▸ **What you have to do**
Can you rewrite the data as a numbered list, starting at the very first line and ending with the line that contains "avatar[interactable] <box>117 324", both included, and leaving out any blank lines?

--- START OF Source records ---

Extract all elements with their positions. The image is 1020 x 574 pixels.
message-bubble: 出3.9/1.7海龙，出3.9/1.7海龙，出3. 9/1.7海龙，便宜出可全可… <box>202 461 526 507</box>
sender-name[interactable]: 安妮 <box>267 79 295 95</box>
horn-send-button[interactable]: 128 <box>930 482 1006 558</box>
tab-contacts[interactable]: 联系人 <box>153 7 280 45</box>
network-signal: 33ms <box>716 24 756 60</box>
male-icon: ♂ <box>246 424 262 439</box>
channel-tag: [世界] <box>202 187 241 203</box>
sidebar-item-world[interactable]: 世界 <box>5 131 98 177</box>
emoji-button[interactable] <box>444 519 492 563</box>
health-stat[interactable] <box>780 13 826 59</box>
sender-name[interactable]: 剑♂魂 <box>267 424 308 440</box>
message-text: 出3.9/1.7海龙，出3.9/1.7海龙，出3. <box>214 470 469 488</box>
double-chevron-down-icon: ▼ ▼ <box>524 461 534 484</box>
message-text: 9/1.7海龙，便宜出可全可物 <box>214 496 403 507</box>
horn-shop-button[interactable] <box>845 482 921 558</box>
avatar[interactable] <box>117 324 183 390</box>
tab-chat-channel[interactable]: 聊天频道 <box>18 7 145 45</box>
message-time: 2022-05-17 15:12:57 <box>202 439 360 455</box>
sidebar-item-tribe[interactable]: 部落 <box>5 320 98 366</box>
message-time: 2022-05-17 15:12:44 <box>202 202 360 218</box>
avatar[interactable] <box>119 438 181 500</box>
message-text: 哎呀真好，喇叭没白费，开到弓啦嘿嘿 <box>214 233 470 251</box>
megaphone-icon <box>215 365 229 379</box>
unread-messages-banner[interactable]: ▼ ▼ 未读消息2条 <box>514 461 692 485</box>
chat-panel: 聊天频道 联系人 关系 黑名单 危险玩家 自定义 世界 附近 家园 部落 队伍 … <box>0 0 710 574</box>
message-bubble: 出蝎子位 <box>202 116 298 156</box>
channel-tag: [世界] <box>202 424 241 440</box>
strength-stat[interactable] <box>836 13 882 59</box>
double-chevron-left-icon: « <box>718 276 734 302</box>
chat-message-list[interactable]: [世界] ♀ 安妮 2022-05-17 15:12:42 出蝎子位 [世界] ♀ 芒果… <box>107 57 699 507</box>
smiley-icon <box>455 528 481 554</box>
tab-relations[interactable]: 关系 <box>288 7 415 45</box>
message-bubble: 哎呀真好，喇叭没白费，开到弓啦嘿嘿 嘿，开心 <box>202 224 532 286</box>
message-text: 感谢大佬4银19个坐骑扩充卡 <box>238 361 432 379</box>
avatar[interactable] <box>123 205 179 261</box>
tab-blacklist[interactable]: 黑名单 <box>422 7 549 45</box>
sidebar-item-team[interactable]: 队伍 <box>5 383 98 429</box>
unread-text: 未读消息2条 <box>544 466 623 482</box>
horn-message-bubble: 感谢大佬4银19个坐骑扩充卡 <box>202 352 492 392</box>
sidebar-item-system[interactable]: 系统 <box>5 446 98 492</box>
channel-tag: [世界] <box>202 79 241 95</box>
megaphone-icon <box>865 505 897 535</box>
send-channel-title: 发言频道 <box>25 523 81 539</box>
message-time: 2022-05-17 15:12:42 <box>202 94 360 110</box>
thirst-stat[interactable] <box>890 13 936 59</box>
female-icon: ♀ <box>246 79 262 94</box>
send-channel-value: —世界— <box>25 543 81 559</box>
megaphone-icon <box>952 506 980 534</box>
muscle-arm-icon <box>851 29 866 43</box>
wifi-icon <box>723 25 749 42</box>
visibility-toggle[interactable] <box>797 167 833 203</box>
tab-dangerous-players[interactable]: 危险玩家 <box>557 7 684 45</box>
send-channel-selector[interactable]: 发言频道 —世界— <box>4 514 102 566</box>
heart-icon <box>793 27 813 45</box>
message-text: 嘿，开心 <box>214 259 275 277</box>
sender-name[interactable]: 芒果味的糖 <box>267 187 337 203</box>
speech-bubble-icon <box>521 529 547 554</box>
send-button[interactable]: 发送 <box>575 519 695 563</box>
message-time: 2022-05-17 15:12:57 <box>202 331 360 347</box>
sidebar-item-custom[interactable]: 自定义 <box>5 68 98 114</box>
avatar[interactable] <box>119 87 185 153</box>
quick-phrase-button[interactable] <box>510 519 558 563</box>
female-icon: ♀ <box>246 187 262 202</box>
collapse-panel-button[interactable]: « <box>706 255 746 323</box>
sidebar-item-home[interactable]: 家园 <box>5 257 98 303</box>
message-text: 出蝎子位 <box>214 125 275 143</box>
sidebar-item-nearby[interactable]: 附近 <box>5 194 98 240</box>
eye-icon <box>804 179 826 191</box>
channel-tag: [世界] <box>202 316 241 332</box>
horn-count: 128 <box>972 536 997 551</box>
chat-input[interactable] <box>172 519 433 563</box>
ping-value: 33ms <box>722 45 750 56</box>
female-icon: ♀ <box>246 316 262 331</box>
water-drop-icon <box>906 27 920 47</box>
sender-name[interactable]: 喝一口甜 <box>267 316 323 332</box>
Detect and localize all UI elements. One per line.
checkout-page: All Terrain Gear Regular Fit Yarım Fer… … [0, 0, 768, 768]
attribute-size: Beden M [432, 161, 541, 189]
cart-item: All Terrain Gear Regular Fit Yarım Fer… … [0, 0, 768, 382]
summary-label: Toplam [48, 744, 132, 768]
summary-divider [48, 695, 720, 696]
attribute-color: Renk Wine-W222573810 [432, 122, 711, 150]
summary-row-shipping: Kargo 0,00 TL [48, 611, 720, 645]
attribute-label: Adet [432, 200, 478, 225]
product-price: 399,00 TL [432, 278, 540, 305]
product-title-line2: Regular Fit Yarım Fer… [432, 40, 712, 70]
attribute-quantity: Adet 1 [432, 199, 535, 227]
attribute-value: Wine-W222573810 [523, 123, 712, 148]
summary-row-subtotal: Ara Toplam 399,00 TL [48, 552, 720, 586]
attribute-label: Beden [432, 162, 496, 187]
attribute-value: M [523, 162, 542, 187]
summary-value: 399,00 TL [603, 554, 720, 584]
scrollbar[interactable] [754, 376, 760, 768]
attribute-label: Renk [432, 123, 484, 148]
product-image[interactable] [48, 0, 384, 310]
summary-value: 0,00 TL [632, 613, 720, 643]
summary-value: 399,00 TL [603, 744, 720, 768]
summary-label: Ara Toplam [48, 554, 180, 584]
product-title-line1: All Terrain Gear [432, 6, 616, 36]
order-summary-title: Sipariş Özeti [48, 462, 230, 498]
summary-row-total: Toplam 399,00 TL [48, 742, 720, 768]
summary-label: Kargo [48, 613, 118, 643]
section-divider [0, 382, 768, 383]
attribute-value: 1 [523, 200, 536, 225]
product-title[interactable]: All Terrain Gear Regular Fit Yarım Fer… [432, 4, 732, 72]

--- END OF Source records ---

▸ **Task solution**
1. Extract all elements with their positions. The image is 1020 x 574 pixels.
2. message-bubble: 出3.9/1.7海龙，出3.9/1.7海龙，出3. 9/1.7海龙，便宜出可全可… <box>202 461 526 507</box>
3. sender-name[interactable]: 安妮 <box>267 79 295 95</box>
4. horn-send-button[interactable]: 128 <box>930 482 1006 558</box>
5. tab-contacts[interactable]: 联系人 <box>153 7 280 45</box>
6. network-signal: 33ms <box>716 24 756 60</box>
7. male-icon: ♂ <box>246 424 262 439</box>
8. channel-tag: [世界] <box>202 187 241 203</box>
9. sidebar-item-world[interactable]: 世界 <box>5 131 98 177</box>
10. emoji-button[interactable] <box>444 519 492 563</box>
11. health-stat[interactable] <box>780 13 826 59</box>
12. sender-name[interactable]: 剑♂魂 <box>267 424 308 440</box>
13. message-text: 出3.9/1.7海龙，出3.9/1.7海龙，出3. <box>214 470 469 488</box>
14. double-chevron-down-icon: ▼ ▼ <box>524 461 534 484</box>
15. message-text: 9/1.7海龙，便宜出可全可物 <box>214 496 403 507</box>
16. horn-shop-button[interactable] <box>845 482 921 558</box>
17. avatar[interactable] <box>117 324 183 390</box>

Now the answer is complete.